* Start *
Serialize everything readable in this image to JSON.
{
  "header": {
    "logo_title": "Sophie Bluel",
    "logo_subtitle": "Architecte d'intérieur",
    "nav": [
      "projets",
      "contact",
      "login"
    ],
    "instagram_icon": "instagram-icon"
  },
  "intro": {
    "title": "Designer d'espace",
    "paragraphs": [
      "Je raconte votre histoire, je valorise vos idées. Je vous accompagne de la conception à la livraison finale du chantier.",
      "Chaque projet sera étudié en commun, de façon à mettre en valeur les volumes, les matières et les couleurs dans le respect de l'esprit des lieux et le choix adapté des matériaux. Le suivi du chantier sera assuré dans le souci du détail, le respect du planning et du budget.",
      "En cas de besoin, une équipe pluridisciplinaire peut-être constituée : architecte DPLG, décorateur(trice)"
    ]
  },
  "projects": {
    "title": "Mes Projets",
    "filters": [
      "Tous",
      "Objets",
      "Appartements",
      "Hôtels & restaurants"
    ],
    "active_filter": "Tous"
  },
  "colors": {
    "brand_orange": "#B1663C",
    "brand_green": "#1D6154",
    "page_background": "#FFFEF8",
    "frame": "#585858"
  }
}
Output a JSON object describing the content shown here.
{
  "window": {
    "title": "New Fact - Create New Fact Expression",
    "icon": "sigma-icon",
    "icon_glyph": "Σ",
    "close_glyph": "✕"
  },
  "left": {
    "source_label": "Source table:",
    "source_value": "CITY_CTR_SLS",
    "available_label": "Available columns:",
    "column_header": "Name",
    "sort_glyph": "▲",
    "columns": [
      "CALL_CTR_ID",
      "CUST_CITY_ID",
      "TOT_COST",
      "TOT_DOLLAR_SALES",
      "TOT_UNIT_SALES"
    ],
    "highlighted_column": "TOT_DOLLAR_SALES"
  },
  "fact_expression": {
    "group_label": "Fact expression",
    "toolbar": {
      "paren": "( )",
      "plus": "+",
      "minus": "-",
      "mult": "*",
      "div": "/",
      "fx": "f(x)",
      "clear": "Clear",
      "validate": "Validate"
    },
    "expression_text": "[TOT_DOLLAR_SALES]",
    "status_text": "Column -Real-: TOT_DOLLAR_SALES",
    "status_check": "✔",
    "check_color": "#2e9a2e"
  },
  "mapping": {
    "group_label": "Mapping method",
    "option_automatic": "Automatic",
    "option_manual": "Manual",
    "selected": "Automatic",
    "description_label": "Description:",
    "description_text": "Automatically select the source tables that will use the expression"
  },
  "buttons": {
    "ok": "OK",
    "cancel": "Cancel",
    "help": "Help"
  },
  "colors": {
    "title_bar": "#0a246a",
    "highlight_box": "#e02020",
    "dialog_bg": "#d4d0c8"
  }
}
* End *
PROBLEM:
All of the data must be returned exactly.

EXERCISE RESULT:
Serialize everything readable in this image to JSON.
{
  "header": {
    "logo_title": "Sophie Bluel",
    "logo_subtitle": "Architecte d'intérieur",
    "nav": [
      "projets",
      "contact",
      "login"
    ],
    "instagram_icon": "instagram-icon"
  },
  "intro": {
    "title": "Designer d'espace",
    "paragraphs": [
      "Je raconte votre histoire, je valorise vos idées. Je vous accompagne de la conception à la livraison finale du chantier.",
      "Chaque projet sera étudié en commun, de façon à mettre en valeur les volumes, les matières et les couleurs dans le respect de l'esprit des lieux et le choix adapté des matériaux. Le suivi du chantier sera assuré dans le souci du détail, le respect du planning et du budget.",
      "En cas de besoin, une équipe pluridisciplinaire peut-être constituée : architecte DPLG, décorateur(trice)"
    ]
  },
  "projects": {
    "title": "Mes Projets",
    "filters": [
      "Tous",
      "Objets",
      "Appartements",
      "Hôtels & restaurants"
    ],
    "active_filter": "Tous"
  },
  "colors": {
    "brand_orange": "#B1663C",
    "brand_green": "#1D6154",
    "page_background": "#FFFEF8",
    "frame": "#585858"
  }
}
Output a JSON object describing the content shown here.
{
  "window": {
    "title": "New Fact - Create New Fact Expression",
    "icon": "sigma-icon",
    "icon_glyph": "Σ",
    "close_glyph": "✕"
  },
  "left": {
    "source_label": "Source table:",
    "source_value": "CITY_CTR_SLS",
    "available_label": "Available columns:",
    "column_header": "Name",
    "sort_glyph": "▲",
    "columns": [
      "CALL_CTR_ID",
      "CUST_CITY_ID",
      "TOT_COST",
      "TOT_DOLLAR_SALES",
      "TOT_UNIT_SALES"
    ],
    "highlighted_column": "TOT_DOLLAR_SALES"
  },
  "fact_expression": {
    "group_label": "Fact expression",
    "toolbar": {
      "paren": "( )",
      "plus": "+",
      "minus": "-",
      "mult": "*",
      "div": "/",
      "fx": "f(x)",
      "clear": "Clear",
      "validate": "Validate"
    },
    "expression_text": "[TOT_DOLLAR_SALES]",
    "status_text": "Column -Real-: TOT_DOLLAR_SALES",
    "status_check": "✔",
    "check_color": "#2e9a2e"
  },
  "mapping": {
    "group_label": "Mapping method",
    "option_automatic": "Automatic",
    "option_manual": "Manual",
    "selected": "Automatic",
    "description_label": "Description:",
    "description_text": "Automatically select the source tables that will use the expression"
  },
  "buttons": {
    "ok": "OK",
    "cancel": "Cancel",
    "help": "Help"
  },
  "colors": {
    "title_bar": "#0a246a",
    "highlight_box": "#e02020",
    "dialog_bg": "#d4d0c8"
  }
}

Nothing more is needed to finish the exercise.